Assignment »
Where does the word "ACMG" show up in the records? Copy every line that has it.

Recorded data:

Content starts

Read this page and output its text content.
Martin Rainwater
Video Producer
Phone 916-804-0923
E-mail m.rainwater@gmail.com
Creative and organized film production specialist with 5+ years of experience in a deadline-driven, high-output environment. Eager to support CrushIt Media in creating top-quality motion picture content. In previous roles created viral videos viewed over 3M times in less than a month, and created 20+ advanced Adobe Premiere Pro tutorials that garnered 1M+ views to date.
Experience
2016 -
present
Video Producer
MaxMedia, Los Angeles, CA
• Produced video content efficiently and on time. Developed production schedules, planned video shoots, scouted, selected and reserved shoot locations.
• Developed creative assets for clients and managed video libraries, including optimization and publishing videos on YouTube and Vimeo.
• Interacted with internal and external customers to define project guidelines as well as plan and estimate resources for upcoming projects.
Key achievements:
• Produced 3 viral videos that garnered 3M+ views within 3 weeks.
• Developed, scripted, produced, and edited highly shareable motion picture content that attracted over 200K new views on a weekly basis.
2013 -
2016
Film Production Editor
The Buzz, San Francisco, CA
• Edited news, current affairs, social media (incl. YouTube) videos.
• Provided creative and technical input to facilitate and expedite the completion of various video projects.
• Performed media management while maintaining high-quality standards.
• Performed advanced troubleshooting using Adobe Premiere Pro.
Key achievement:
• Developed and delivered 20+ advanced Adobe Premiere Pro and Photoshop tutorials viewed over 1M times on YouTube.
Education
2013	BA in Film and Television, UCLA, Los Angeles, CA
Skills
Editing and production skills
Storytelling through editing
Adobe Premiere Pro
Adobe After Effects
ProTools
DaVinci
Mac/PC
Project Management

Content ends
Content starts

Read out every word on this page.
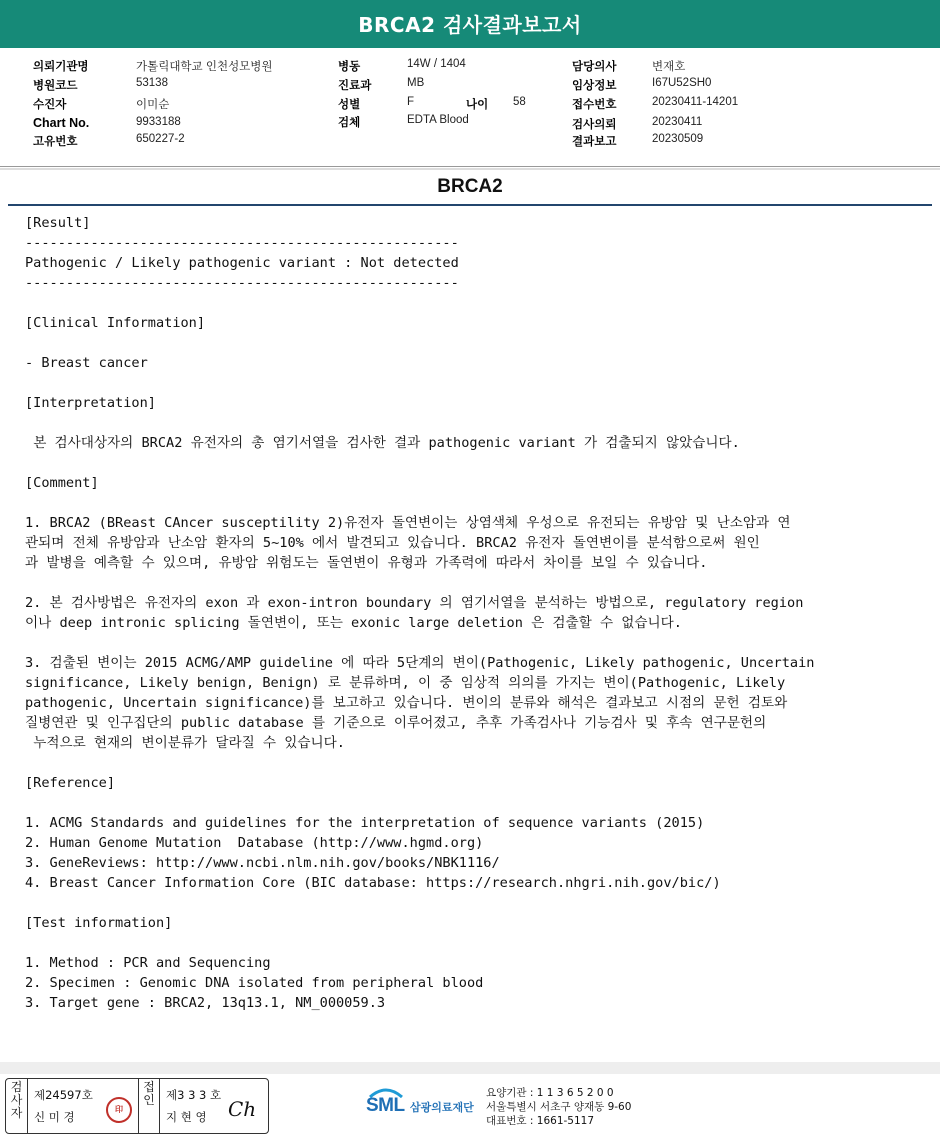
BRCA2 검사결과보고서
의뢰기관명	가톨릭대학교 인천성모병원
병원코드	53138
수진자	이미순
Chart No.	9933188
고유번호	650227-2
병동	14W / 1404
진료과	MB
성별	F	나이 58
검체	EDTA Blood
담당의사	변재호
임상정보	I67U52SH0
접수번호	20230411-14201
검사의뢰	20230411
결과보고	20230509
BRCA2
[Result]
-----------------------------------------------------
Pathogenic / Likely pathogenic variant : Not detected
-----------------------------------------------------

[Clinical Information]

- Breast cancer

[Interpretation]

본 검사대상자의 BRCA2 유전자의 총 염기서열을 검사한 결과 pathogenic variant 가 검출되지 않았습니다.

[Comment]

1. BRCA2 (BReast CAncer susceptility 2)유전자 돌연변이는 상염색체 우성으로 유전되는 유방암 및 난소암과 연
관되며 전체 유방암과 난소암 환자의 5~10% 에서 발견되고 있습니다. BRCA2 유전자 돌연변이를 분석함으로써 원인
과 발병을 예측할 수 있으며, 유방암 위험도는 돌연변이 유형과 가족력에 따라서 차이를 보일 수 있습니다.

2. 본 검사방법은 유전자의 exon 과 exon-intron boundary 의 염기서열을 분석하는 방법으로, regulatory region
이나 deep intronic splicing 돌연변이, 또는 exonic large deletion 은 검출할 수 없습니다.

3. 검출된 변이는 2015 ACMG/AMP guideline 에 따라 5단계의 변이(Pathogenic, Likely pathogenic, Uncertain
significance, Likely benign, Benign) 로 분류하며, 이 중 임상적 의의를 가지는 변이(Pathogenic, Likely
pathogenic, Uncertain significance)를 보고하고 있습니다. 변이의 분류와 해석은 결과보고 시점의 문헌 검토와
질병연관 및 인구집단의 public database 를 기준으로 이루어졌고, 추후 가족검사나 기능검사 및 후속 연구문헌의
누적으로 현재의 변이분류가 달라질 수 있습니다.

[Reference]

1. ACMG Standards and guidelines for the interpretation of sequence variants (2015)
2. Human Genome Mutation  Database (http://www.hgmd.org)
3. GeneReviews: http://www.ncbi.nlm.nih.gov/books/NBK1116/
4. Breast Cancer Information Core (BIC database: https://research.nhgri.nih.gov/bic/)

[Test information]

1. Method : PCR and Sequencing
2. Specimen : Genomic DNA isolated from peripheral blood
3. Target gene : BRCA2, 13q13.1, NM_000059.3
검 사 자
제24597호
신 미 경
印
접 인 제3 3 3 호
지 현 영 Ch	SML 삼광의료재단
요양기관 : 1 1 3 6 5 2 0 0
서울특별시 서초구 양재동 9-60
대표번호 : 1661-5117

Content ends

Written answer »
3. 검출된 변이는 2015 ACMG/AMP guideline 에 따라 5단계의 변이(Pathogenic, Likely pathogenic, Uncertain
1. ACMG Standards and guidelines for the interpretation of sequence variants (2015)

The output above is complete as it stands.